TASK DESCRIPTION:
The response has to reproduce all entries exactly while excluding their pictures.

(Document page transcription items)
——————
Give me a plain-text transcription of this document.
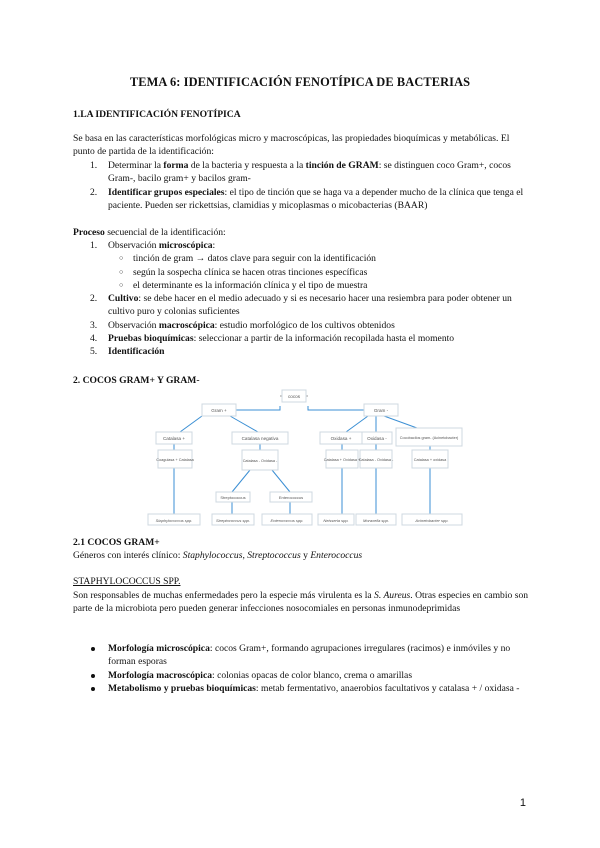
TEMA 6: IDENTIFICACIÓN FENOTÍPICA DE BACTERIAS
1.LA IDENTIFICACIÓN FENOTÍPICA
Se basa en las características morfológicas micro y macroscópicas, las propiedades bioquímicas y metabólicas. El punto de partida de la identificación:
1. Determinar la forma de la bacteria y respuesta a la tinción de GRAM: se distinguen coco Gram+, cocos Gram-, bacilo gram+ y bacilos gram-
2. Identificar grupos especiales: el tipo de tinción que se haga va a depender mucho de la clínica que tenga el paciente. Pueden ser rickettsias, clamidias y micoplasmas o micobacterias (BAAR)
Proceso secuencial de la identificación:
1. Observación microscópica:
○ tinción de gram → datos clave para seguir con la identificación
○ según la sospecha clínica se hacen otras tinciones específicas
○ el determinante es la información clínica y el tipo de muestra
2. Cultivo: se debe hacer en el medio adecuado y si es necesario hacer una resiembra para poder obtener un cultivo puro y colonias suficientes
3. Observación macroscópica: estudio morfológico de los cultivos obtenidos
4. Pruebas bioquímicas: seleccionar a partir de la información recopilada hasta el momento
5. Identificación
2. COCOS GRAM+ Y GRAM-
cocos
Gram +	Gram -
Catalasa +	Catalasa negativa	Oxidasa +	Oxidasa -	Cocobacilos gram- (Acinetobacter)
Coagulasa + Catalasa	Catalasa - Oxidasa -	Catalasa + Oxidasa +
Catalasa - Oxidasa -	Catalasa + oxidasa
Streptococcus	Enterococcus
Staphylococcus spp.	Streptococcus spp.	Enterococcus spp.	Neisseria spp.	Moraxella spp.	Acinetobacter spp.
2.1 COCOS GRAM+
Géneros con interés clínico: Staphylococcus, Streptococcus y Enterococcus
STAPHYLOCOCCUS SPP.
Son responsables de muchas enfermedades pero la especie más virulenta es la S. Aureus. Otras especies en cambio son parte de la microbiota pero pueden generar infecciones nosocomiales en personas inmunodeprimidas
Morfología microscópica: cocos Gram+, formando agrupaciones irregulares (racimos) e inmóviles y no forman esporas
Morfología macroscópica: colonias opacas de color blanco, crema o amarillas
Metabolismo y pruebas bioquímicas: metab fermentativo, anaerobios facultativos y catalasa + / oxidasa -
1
——————
WRITTEN RESPONSE:
Give me a plain-text transcription of this document.
TEMA 6: IDENTIFICACIÓN FENOTÍPICA DE BACTERIAS
1.LA IDENTIFICACIÓN FENOTÍPICA
Se basa en las características morfológicas micro y macroscópicas, las propiedades bioquímicas y metabólicas. El punto de partida de la identificación:
1. Determinar la forma de la bacteria y respuesta a la tinción de GRAM: se distinguen coco Gram+, cocos Gram-, bacilo gram+ y bacilos gram-
2. Identificar grupos especiales: el tipo de tinción que se haga va a depender mucho de la clínica que tenga el paciente. Pueden ser rickettsias, clamidias y micoplasmas o micobacterias (BAAR)
Proceso secuencial de la identificación:
1. Observación microscópica:
○ tinción de gram → datos clave para seguir con la identificación
○ según la sospecha clínica se hacen otras tinciones específicas
○ el determinante es la información clínica y el tipo de muestra
2. Cultivo: se debe hacer en el medio adecuado y si es necesario hacer una resiembra para poder obtener un cultivo puro y colonias suficientes
3. Observación macroscópica: estudio morfológico de los cultivos obtenidos
4. Pruebas bioquímicas: seleccionar a partir de la información recopilada hasta el momento
5. Identificación
2. COCOS GRAM+ Y GRAM-
cocos
Gram +	Gram -
Catalasa +	Catalasa negativa	Oxidasa +	Oxidasa -	Cocobacilos gram- (Acinetobacter)
Coagulasa + Catalasa	Catalasa - Oxidasa -	Catalasa + Oxidasa +
Catalasa - Oxidasa -	Catalasa + oxidasa
Streptococcus	Enterococcus
Staphylococcus spp.	Streptococcus spp.	Enterococcus spp.	Neisseria spp.	Moraxella spp.	Acinetobacter spp.
2.1 COCOS GRAM+
Géneros con interés clínico: Staphylococcus, Streptococcus y Enterococcus
STAPHYLOCOCCUS SPP.
Son responsables de muchas enfermedades pero la especie más virulenta es la S. Aureus. Otras especies en cambio son parte de la microbiota pero pueden generar infecciones nosocomiales en personas inmunodeprimidas
Morfología microscópica: cocos Gram+, formando agrupaciones irregulares (racimos) e inmóviles y no forman esporas
Morfología macroscópica: colonias opacas de color blanco, crema o amarillas
Metabolismo y pruebas bioquímicas: metab fermentativo, anaerobios facultativos y catalasa + / oxidasa -
1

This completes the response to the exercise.